[Stored data entries]

═══

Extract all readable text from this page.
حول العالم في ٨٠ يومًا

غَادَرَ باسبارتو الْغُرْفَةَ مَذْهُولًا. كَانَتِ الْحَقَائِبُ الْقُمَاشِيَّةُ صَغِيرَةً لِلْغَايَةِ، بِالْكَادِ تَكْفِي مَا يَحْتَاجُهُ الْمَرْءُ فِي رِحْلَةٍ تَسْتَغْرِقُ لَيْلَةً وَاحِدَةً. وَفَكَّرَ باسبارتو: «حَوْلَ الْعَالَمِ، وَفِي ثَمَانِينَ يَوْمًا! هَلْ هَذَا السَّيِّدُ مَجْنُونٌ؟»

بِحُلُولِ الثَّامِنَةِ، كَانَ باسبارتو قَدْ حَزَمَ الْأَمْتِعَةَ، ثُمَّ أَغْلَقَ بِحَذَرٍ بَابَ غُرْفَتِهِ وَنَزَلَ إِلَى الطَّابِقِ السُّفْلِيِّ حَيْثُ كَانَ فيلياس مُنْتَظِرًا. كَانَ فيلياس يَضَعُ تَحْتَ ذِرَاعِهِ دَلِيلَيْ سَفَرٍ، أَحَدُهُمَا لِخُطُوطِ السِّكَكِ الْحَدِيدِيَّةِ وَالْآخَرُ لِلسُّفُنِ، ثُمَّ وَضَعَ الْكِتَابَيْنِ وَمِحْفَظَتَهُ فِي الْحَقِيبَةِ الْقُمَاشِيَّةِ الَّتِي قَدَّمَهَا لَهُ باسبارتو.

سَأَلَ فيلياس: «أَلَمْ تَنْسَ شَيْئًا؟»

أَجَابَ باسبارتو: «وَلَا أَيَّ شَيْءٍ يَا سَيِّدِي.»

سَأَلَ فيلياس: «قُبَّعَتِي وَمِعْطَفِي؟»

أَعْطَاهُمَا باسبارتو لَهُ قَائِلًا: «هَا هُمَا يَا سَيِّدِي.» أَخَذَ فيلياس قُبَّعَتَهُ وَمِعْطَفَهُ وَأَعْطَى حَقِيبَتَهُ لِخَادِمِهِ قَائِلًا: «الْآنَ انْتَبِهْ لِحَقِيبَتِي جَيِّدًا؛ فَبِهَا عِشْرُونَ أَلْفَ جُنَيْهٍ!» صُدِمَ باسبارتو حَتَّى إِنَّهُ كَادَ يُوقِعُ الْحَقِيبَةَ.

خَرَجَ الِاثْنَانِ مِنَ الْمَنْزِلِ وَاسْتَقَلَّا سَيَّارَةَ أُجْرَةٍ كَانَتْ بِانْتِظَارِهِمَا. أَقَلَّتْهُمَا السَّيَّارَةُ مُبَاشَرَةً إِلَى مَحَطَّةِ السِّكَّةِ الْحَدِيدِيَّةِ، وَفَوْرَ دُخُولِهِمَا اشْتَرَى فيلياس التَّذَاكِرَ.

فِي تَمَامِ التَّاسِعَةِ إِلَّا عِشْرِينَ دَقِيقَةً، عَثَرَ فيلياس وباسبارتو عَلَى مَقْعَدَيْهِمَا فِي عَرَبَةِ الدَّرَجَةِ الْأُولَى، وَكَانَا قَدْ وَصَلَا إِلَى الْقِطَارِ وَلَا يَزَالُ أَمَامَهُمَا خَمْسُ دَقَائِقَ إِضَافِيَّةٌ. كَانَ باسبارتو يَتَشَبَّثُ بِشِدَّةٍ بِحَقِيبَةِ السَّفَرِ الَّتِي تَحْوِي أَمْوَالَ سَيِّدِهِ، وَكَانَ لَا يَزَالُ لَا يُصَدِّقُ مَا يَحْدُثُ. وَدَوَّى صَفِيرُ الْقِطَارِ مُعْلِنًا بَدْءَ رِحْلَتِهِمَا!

═══

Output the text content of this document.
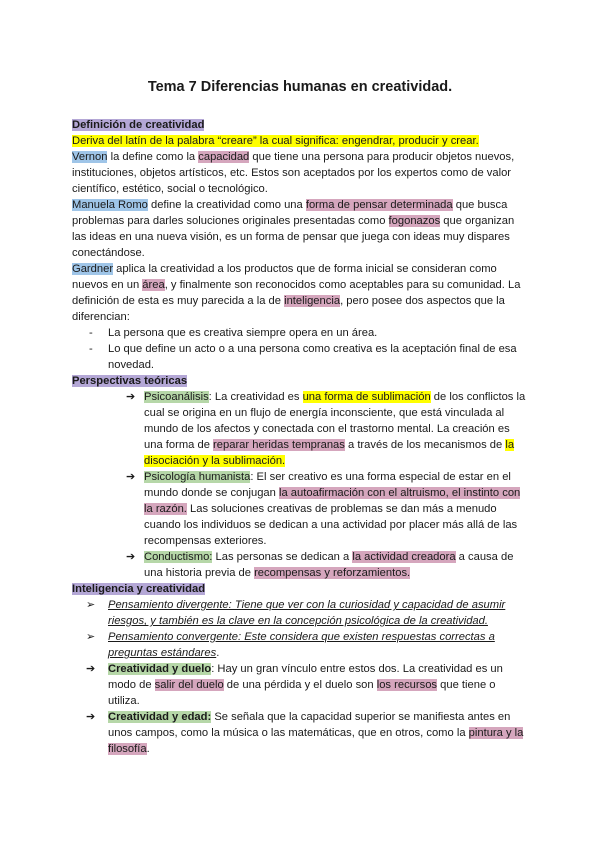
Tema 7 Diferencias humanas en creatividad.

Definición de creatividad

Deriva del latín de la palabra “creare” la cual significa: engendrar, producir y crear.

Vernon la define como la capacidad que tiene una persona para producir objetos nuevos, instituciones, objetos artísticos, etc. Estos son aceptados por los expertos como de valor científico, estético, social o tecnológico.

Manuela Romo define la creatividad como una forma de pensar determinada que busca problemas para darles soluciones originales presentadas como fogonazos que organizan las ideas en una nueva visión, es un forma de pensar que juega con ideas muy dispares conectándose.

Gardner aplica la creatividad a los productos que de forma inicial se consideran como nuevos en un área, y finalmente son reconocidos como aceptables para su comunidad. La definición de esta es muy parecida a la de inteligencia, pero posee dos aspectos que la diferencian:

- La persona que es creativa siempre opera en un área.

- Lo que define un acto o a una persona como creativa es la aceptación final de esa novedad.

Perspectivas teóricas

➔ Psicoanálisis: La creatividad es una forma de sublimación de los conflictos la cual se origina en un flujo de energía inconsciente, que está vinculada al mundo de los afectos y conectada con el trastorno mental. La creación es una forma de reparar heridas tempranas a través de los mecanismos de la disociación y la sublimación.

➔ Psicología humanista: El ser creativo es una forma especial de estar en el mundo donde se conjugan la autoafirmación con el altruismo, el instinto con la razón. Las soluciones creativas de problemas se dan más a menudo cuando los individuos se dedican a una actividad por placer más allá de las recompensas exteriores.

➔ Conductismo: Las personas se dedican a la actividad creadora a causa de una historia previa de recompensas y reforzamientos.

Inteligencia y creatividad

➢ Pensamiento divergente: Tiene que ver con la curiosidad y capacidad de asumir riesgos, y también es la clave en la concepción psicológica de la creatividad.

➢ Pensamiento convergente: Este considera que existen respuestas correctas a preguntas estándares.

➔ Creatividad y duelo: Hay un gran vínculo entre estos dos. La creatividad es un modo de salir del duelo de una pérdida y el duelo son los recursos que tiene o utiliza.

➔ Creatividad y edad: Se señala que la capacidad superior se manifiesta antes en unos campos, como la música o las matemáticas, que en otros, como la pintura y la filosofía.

═══

DIRECTIONS FOR THIS TASK:
In the entries above, identify each line that includes the string "فيلياس", then copy it.

RESULT OF THE EXERCISE:
بِحُلُولِ الثَّامِنَةِ، كَانَ باسبارتو قَدْ حَزَمَ الْأَمْتِعَةَ، ثُمَّ أَغْلَقَ بِحَذَرٍ بَابَ غُرْفَتِهِ وَنَزَلَ إِلَى الطَّابِقِ السُّفْلِيِّ حَيْثُ كَانَ فيلياس مُنْتَظِرًا. كَانَ فيلياس يَضَعُ تَحْتَ ذِرَاعِهِ دَلِيلَيْ سَفَرٍ، أَحَدُهُمَا لِخُطُوطِ السِّكَكِ الْحَدِيدِيَّةِ وَالْآخَرُ لِلسُّفُنِ، ثُمَّ وَضَعَ الْكِتَابَيْنِ وَمِحْفَظَتَهُ فِي الْحَقِيبَةِ الْقُمَاشِيَّةِ الَّتِي قَدَّمَهَا لَهُ باسبارتو.
سَأَلَ فيلياس: «أَلَمْ تَنْسَ شَيْئًا؟»
سَأَلَ فيلياس: «قُبَّعَتِي وَمِعْطَفِي؟»
أَعْطَاهُمَا باسبارتو لَهُ قَائِلًا: «هَا هُمَا يَا سَيِّدِي.» أَخَذَ فيلياس قُبَّعَتَهُ وَمِعْطَفَهُ وَأَعْطَى حَقِيبَتَهُ لِخَادِمِهِ قَائِلًا: «الْآنَ انْتَبِهْ لِحَقِيبَتِي جَيِّدًا؛ فَبِهَا عِشْرُونَ أَلْفَ جُنَيْهٍ!» صُدِمَ باسبارتو حَتَّى إِنَّهُ كَادَ يُوقِعُ الْحَقِيبَةَ.
خَرَجَ الِاثْنَانِ مِنَ الْمَنْزِلِ وَاسْتَقَلَّا سَيَّارَةَ أُجْرَةٍ كَانَتْ بِانْتِظَارِهِمَا. أَقَلَّتْهُمَا السَّيَّارَةُ مُبَاشَرَةً إِلَى مَحَطَّةِ السِّكَّةِ الْحَدِيدِيَّةِ، وَفَوْرَ دُخُولِهِمَا اشْتَرَى فيلياس التَّذَاكِرَ.
فِي تَمَامِ التَّاسِعَةِ إِلَّا عِشْرِينَ دَقِيقَةً، عَثَرَ فيلياس وباسبارتو عَلَى مَقْعَدَيْهِمَا فِي عَرَبَةِ الدَّرَجَةِ الْأُولَى، وَكَانَا قَدْ وَصَلَا إِلَى الْقِطَارِ وَلَا يَزَالُ أَمَامَهُمَا خَمْسُ دَقَائِقَ إِضَافِيَّةٌ. كَانَ باسبارتو يَتَشَبَّثُ بِشِدَّةٍ بِحَقِيبَةِ السَّفَرِ الَّتِي تَحْوِي أَمْوَالَ سَيِّدِهِ، وَكَانَ لَا يَزَالُ لَا يُصَدِّقُ مَا يَحْدُثُ. وَدَوَّى صَفِيرُ الْقِطَارِ مُعْلِنًا بَدْءَ رِحْلَتِهِمَا!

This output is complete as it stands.